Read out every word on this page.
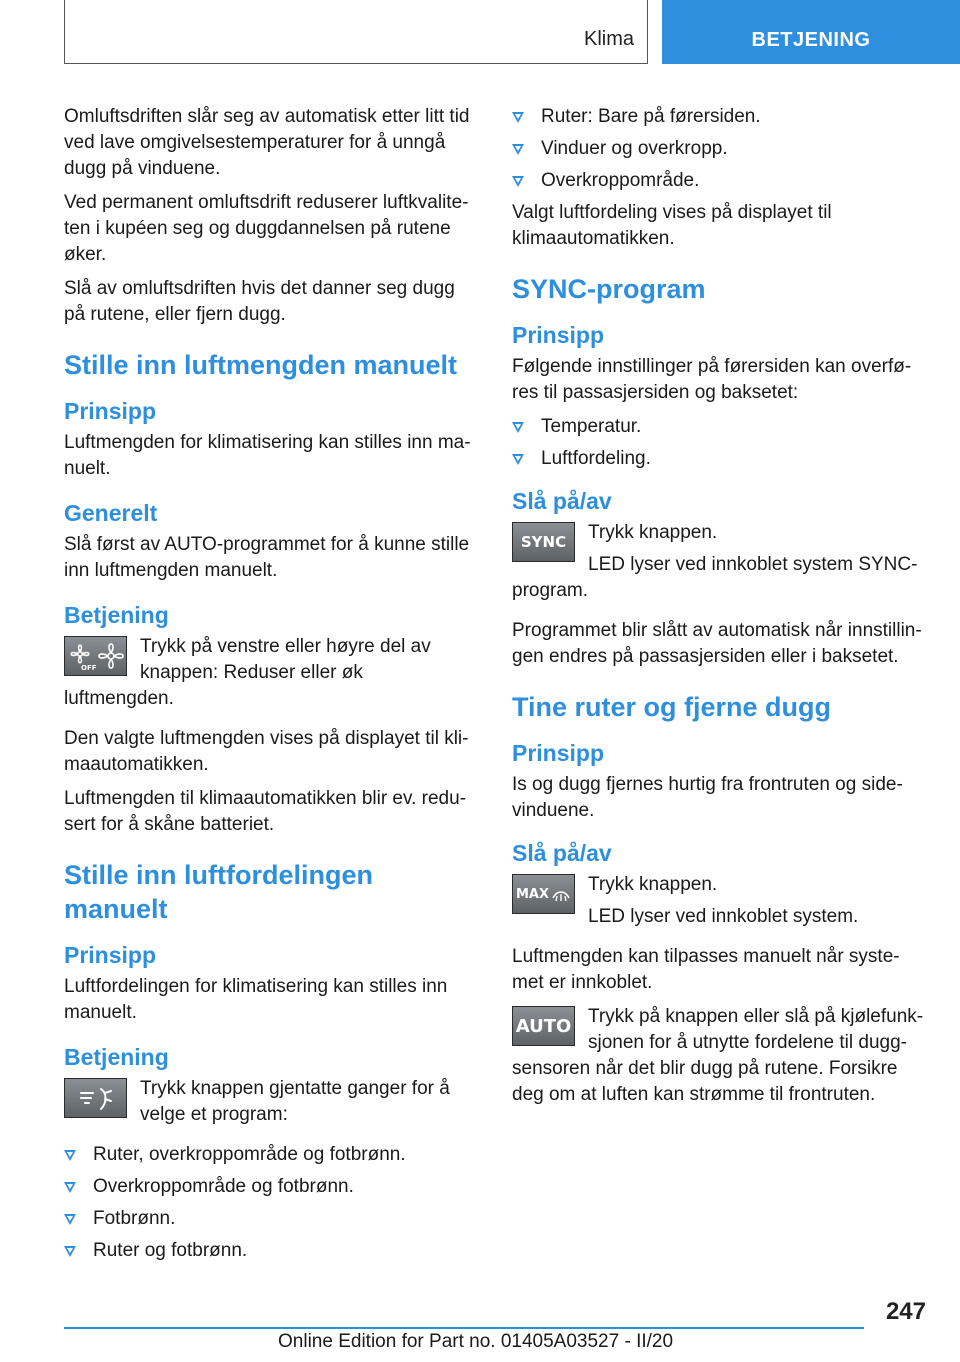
Klima	BETJENING

Omluftsdriften slår seg av automatisk etter litt tid ved lave omgivelsestemperaturer for å unngå dugg på vinduene.

Ved permanent omluftsdrift reduserer luftkvaliteten i kupéen seg og duggdannelsen på rutene øker.

Slå av omluftsdriften hvis det danner seg dugg på rutene, eller fjern dugg.

Stille inn luftmengden manuelt
Prinsipp

Luftmengden for klimatisering kan stilles inn manuelt.

Generelt

Slå først av AUTO-programmet for å kunne stille inn luftmengden manuelt.

Betjening
OFF

Trykk på venstre eller høyre del av knappen: Reduser eller øk luftmengden.

Den valgte luftmengden vises på displayet til klimaautomatikken.

Luftmengden til klimaautomatikken blir ev. redusert for å skåne batteriet.

Stille inn luftfordelingen manuelt
Prinsipp

Luftfordelingen for klimatisering kan stilles inn manuelt.

Betjening

Trykk knappen gjentatte ganger for å velge et program:

Ruter, overkroppområde og fotbrønn.
Overkroppområde og fotbrønn.
Fotbrønn.
Ruter og fotbrønn.
Ruter: Bare på førersiden.
Vinduer og overkropp.
Overkroppområde.

Valgt luftfordeling vises på displayet til klimaautomatikken.

SYNC-program
Prinsipp

Følgende innstillinger på førersiden kan overføres til passasjersiden og baksetet:

Temperatur.
Luftfordeling.
Slå på/av
SYNC	Trykk knappen.

LED lyser ved innkoblet system SYNC-program.

Programmet blir slått av automatisk når innstillingen endres på passasjersiden eller i baksetet.

Tine ruter og fjerne dugg
Prinsipp

Is og dugg fjernes hurtig fra frontruten og sidevinduene.

Slå på/av
MAX	Trykk knappen.

LED lyser ved innkoblet system.

Luftmengden kan tilpasses manuelt når systemet er innkoblet.

AUTO Trykk på knappen eller slå på kjølefunksjonen for å utnytte fordelene til duggsensoren når det blir dugg på rutene. Forsikre deg om at luften kan strømme til frontruten.

247
Online Edition for Part no. 01405A03527 - II/20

■ What this task involves
Look through the entries and find each line that has the string "blir". Copy those lines.

■ Answer for this exercise
Luftmengden til klimaautomatikken blir ev. redusert for å skåne batteriet.
Programmet blir slått av automatisk når innstillingen endres på passasjersiden eller i baksetet.
AUTO Trykk på knappen eller slå på kjølefunksjonen for å utnytte fordelene til duggsensoren når det blir dugg på rutene. Forsikre deg om at luften kan strømme til frontruten.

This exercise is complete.